Filter the records below and copy every line containing the word "другого".

**EXTRACTED RECORDS**
************

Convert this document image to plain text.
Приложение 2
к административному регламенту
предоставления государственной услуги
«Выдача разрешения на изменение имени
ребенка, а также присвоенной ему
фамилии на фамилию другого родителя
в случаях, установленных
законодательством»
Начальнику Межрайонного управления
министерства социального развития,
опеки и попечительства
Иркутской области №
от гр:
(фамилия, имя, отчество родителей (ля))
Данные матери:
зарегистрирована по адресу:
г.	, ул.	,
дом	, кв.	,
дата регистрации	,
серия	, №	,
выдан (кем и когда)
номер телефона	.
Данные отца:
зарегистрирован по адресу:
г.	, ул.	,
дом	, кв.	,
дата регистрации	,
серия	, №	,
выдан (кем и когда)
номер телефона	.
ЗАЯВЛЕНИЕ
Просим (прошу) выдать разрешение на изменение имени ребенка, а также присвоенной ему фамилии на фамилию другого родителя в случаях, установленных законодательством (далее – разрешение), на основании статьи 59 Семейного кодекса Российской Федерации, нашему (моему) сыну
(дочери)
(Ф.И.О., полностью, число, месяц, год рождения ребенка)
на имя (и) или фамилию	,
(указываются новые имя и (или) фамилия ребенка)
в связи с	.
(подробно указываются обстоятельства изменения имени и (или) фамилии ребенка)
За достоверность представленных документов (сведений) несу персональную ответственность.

************

**FINISHED TASK**
фамилии на фамилию другого родителя
Просим (прошу) выдать разрешение на изменение имени ребенка, а также присвоенной ему фамилии на фамилию другого родителя в случаях, установленных законодательством (далее – разрешение), на основании статьи 59 Семейного кодекса Российской Федерации, нашему (моему) сыну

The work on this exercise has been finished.